*The request:* Identify every line in the records below that contains the word "HREF", and reproduce each one.

*** Raw records ***

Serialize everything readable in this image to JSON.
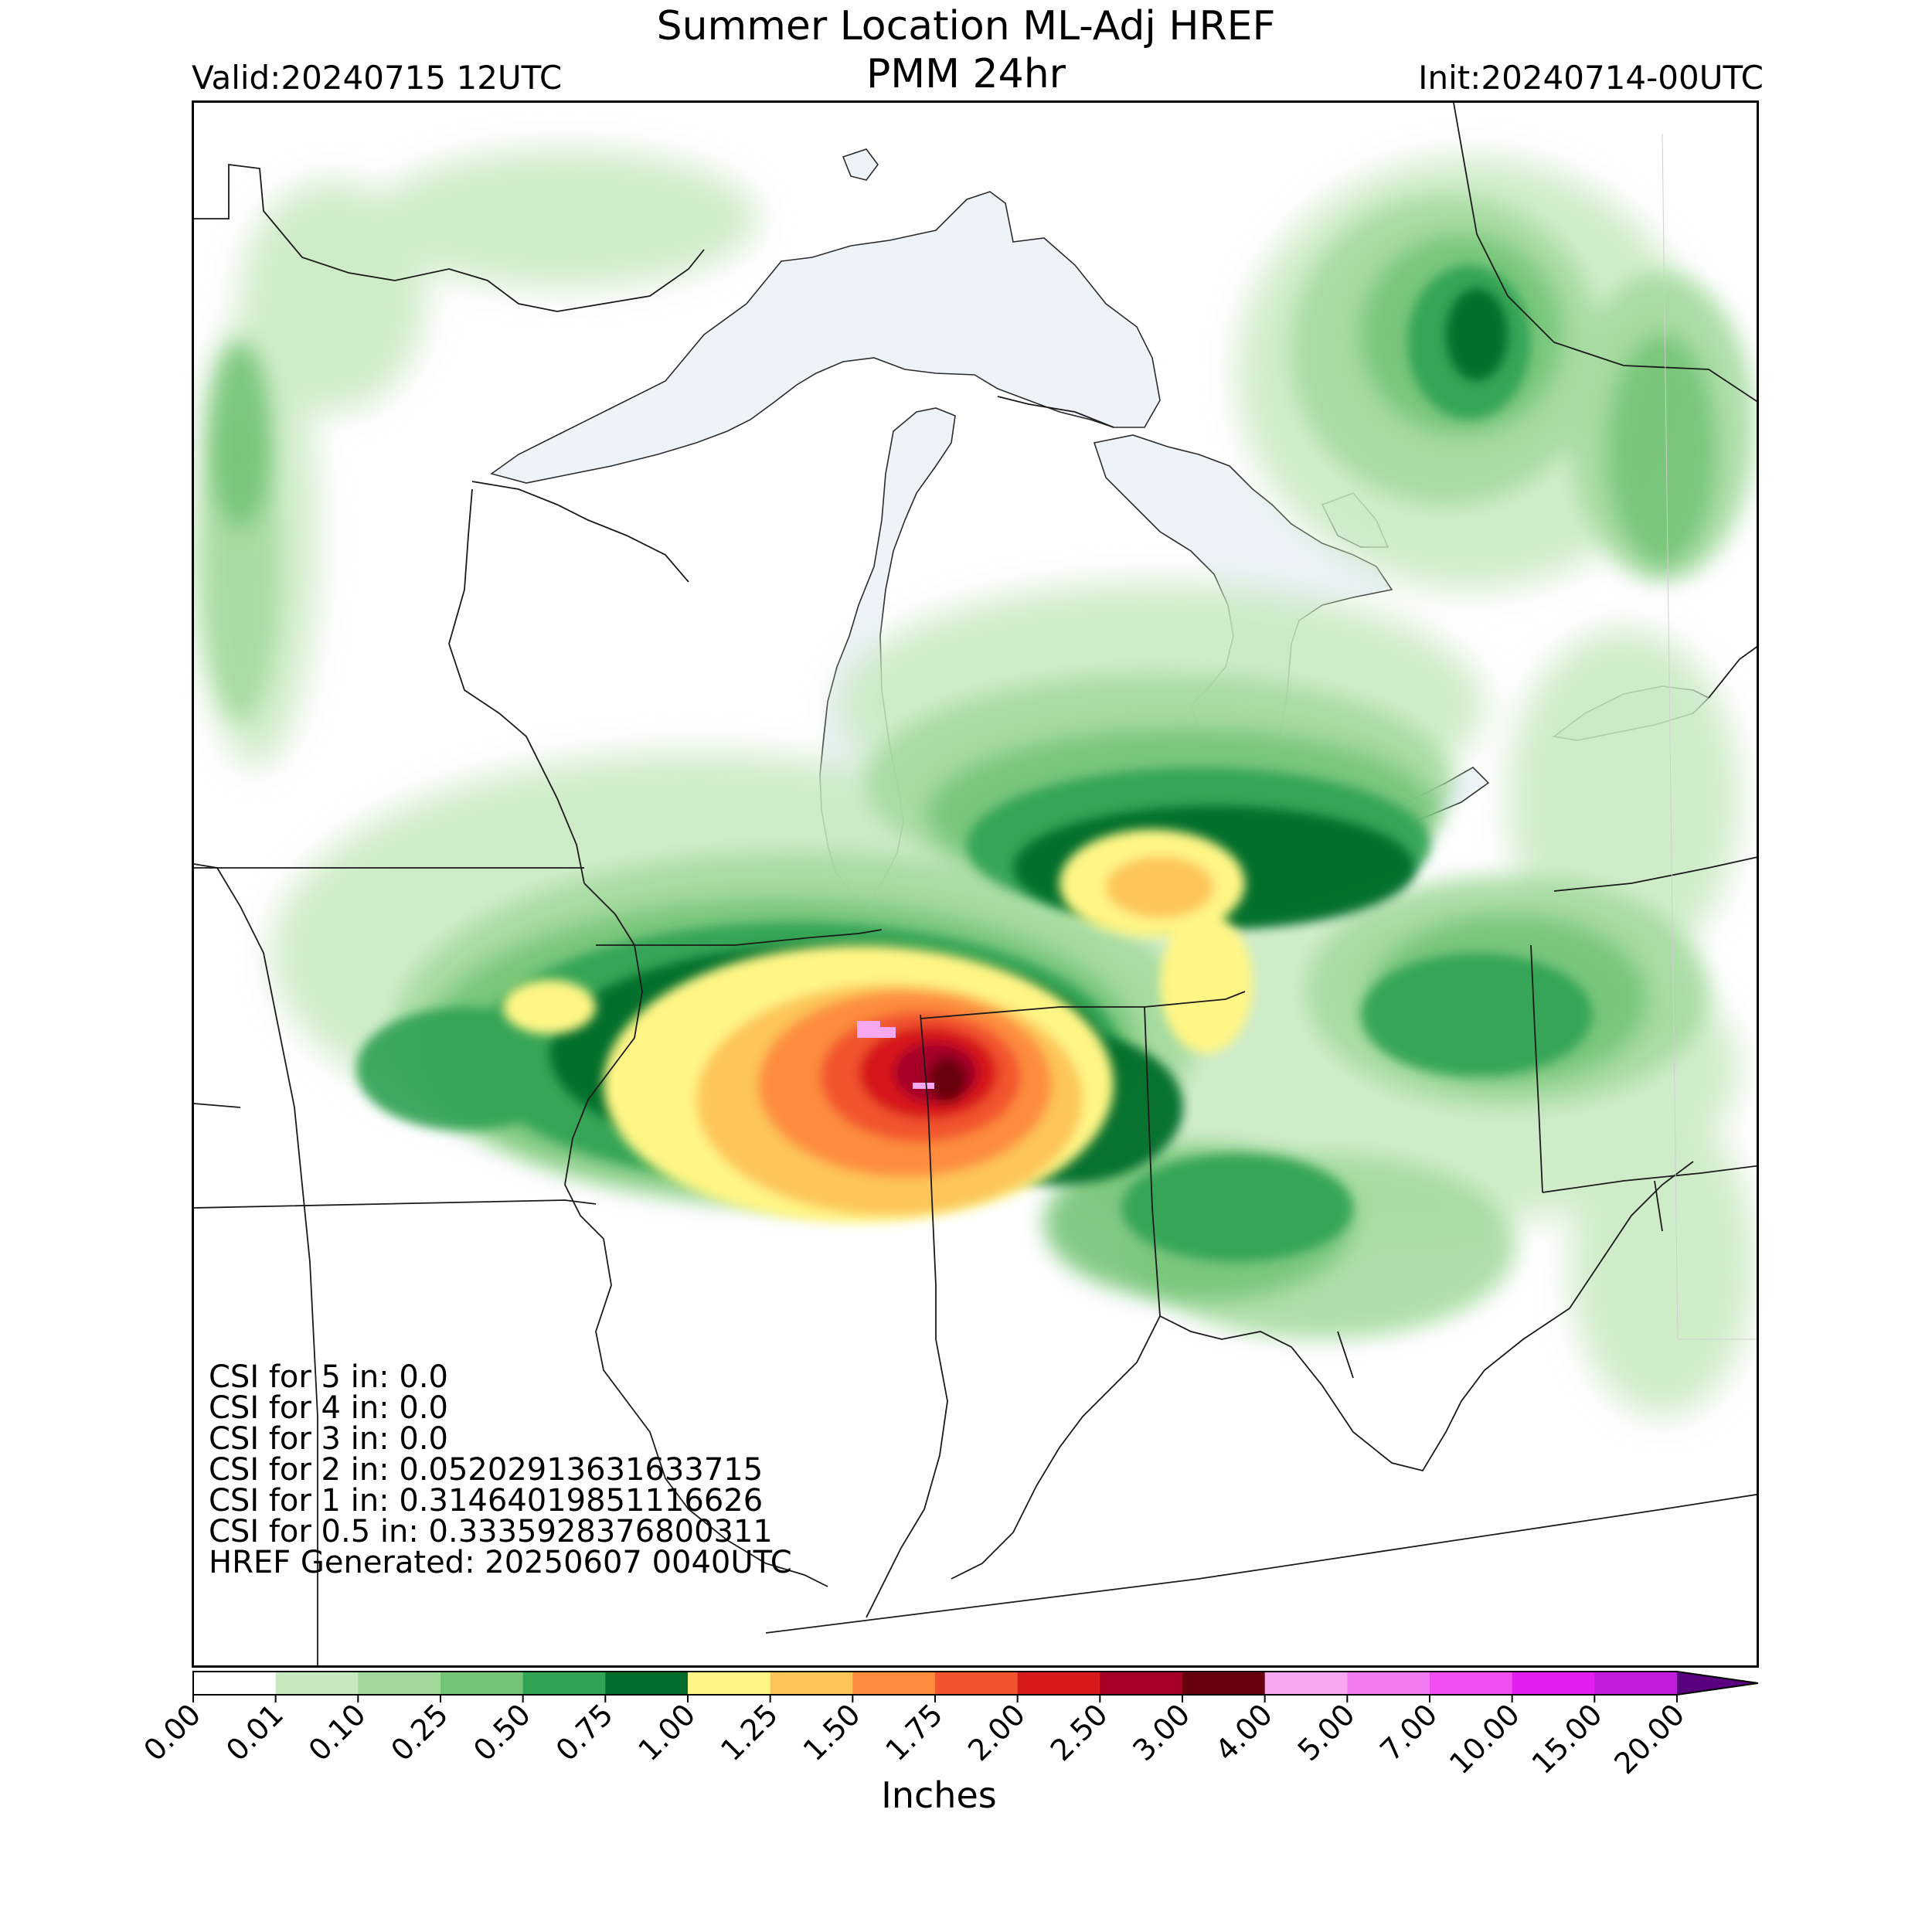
{
  "title": {
    "line1": "Summer Location ML-Adj HREF",
    "line2": "PMM 24hr"
  },
  "valid": "Valid:20240715 12UTC",
  "init": "Init:20240714-00UTC",
  "stats": [
    "CSI for 5 in: 0.0",
    "CSI for 4 in: 0.0",
    "CSI for 3 in: 0.0",
    "CSI for 2 in: 0.05202913631633715",
    "CSI for 1 in: 0.31464019851116626",
    "CSI for 0.5 in: 0.3335928376800311",
    "HREF Generated: 20250607 0040UTC"
  ],
  "colorbar": {
    "label": "Inches",
    "ticks": [
      "0.00",
      "0.01",
      "0.10",
      "0.25",
      "0.50",
      "0.75",
      "1.00",
      "1.25",
      "1.50",
      "1.75",
      "2.00",
      "2.50",
      "3.00",
      "4.00",
      "5.00",
      "7.00",
      "10.00",
      "15.00",
      "20.00"
    ],
    "colors": [
      "#ffffff",
      "#c7e9c0",
      "#a1d99b",
      "#74c476",
      "#31a354",
      "#006d2c",
      "#fff685",
      "#fdc55a",
      "#fd8d3c",
      "#f2542f",
      "#d7191c",
      "#a50026",
      "#67000d",
      "#f7a8f0",
      "#f37bf2",
      "#f24df3",
      "#e21df0",
      "#c31bdc",
      "#8a00c0"
    ],
    "extend_color": "#5a007f"
  },
  "colors": {
    "lake_fill": "#eef3fa",
    "border": "#000000"
  }
}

***

*Answer to this problem:*
    "line1": "Summer Location ML-Adj HREF",
    "HREF Generated: 20250607 0040UTC"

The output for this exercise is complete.